> Work required: Write out every record in full, exactly as written, please.

> Exercise inputs:
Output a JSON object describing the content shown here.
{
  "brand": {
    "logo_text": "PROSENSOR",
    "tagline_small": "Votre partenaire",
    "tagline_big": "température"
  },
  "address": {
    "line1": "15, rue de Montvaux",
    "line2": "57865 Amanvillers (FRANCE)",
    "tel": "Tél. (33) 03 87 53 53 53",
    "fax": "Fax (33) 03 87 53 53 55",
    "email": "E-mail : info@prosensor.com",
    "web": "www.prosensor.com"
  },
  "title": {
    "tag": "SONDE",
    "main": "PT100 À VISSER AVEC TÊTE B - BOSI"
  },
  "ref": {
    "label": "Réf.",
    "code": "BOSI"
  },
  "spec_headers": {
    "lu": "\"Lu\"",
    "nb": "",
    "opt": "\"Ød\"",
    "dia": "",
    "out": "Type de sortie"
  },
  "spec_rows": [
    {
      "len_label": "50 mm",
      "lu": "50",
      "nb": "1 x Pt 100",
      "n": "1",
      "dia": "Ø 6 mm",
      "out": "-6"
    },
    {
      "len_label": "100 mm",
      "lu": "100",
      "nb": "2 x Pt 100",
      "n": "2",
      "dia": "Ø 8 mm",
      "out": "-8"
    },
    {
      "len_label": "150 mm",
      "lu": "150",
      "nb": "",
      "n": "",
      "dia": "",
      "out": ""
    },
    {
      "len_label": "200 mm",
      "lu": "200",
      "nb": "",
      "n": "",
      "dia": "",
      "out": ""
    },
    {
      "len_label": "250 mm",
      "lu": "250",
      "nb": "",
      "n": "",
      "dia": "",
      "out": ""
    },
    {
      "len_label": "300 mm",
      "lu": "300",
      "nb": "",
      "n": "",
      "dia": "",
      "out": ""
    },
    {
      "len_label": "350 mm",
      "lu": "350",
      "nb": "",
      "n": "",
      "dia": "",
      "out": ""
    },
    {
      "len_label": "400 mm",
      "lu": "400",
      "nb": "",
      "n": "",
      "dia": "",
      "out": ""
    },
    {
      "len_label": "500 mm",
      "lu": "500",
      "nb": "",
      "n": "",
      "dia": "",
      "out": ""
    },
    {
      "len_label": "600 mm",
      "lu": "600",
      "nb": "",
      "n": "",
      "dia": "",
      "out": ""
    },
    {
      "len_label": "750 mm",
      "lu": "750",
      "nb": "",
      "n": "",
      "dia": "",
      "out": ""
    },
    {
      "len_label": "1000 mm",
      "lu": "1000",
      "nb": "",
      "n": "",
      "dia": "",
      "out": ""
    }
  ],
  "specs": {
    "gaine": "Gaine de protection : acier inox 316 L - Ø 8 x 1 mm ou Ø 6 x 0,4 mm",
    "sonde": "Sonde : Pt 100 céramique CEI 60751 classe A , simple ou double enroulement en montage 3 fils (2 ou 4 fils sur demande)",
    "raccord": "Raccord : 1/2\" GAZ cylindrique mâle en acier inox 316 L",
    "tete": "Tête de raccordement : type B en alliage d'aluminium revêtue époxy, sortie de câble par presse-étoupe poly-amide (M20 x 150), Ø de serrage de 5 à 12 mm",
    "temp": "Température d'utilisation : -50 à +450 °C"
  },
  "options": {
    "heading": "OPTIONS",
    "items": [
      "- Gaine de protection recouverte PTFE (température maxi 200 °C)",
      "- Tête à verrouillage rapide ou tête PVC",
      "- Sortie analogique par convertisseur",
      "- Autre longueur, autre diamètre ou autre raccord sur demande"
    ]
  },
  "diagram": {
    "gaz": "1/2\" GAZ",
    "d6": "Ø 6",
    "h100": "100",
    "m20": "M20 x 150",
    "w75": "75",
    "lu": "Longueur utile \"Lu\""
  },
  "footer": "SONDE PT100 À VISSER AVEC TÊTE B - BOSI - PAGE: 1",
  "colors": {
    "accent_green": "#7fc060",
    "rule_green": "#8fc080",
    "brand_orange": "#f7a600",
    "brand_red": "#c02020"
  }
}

> Answer to the task:
Output a JSON object describing the content shown here.
{
  "brand": {
    "logo_text": "PROSENSOR",
    "tagline_small": "Votre partenaire",
    "tagline_big": "température"
  },
  "address": {
    "line1": "15, rue de Montvaux",
    "line2": "57865 Amanvillers (FRANCE)",
    "tel": "Tél. (33) 03 87 53 53 53",
    "fax": "Fax (33) 03 87 53 53 55",
    "email": "E-mail : info@prosensor.com",
    "web": "www.prosensor.com"
  },
  "title": {
    "tag": "SONDE",
    "main": "PT100 À VISSER AVEC TÊTE B - BOSI"
  },
  "ref": {
    "label": "Réf.",
    "code": "BOSI"
  },
  "spec_headers": {
    "lu": "\"Lu\"",
    "nb": "",
    "opt": "\"Ød\"",
    "dia": "",
    "out": "Type de sortie"
  },
  "spec_rows": [
    {
      "len_label": "50 mm",
      "lu": "50",
      "nb": "1 x Pt 100",
      "n": "1",
      "dia": "Ø 6 mm",
      "out": "-6"
    },
    {
      "len_label": "100 mm",
      "lu": "100",
      "nb": "2 x Pt 100",
      "n": "2",
      "dia": "Ø 8 mm",
      "out": "-8"
    },
    {
      "len_label": "150 mm",
      "lu": "150",
      "nb": "",
      "n": "",
      "dia": "",
      "out": ""
    },
    {
      "len_label": "200 mm",
      "lu": "200",
      "nb": "",
      "n": "",
      "dia": "",
      "out": ""
    },
    {
      "len_label": "250 mm",
      "lu": "250",
      "nb": "",
      "n": "",
      "dia": "",
      "out": ""
    },
    {
      "len_label": "300 mm",
      "lu": "300",
      "nb": "",
      "n": "",
      "dia": "",
      "out": ""
    },
    {
      "len_label": "350 mm",
      "lu": "350",
      "nb": "",
      "n": "",
      "dia": "",
      "out": ""
    },
    {
      "len_label": "400 mm",
      "lu": "400",
      "nb": "",
      "n": "",
      "dia": "",
      "out": ""
    },
    {
      "len_label": "500 mm",
      "lu": "500",
      "nb": "",
      "n": "",
      "dia": "",
      "out": ""
    },
    {
      "len_label": "600 mm",
      "lu": "600",
      "nb": "",
      "n": "",
      "dia": "",
      "out": ""
    },
    {
      "len_label": "750 mm",
      "lu": "750",
      "nb": "",
      "n": "",
      "dia": "",
      "out": ""
    },
    {
      "len_label": "1000 mm",
      "lu": "1000",
      "nb": "",
      "n": "",
      "dia": "",
      "out": ""
    }
  ],
  "specs": {
    "gaine": "Gaine de protection : acier inox 316 L - Ø 8 x 1 mm ou Ø 6 x 0,4 mm",
    "sonde": "Sonde : Pt 100 céramique CEI 60751 classe A , simple ou double enroulement en montage 3 fils (2 ou 4 fils sur demande)",
    "raccord": "Raccord : 1/2\" GAZ cylindrique mâle en acier inox 316 L",
    "tete": "Tête de raccordement : type B en alliage d'aluminium revêtue époxy, sortie de câble par presse-étoupe poly-amide (M20 x 150), Ø de serrage de 5 à 12 mm",
    "temp": "Température d'utilisation : -50 à +450 °C"
  },
  "options": {
    "heading": "OPTIONS",
    "items": [
      "- Gaine de protection recouverte PTFE (température maxi 200 °C)",
      "- Tête à verrouillage rapide ou tête PVC",
      "- Sortie analogique par convertisseur",
      "- Autre longueur, autre diamètre ou autre raccord sur demande"
    ]
  },
  "diagram": {
    "gaz": "1/2\" GAZ",
    "d6": "Ø 6",
    "h100": "100",
    "m20": "M20 x 150",
    "w75": "75",
    "lu": "Longueur utile \"Lu\""
  },
  "footer": "SONDE PT100 À VISSER AVEC TÊTE B - BOSI - PAGE: 1",
  "colors": {
    "accent_green": "#7fc060",
    "rule_green": "#8fc080",
    "brand_orange": "#f7a600",
    "brand_red": "#c02020"
  }
}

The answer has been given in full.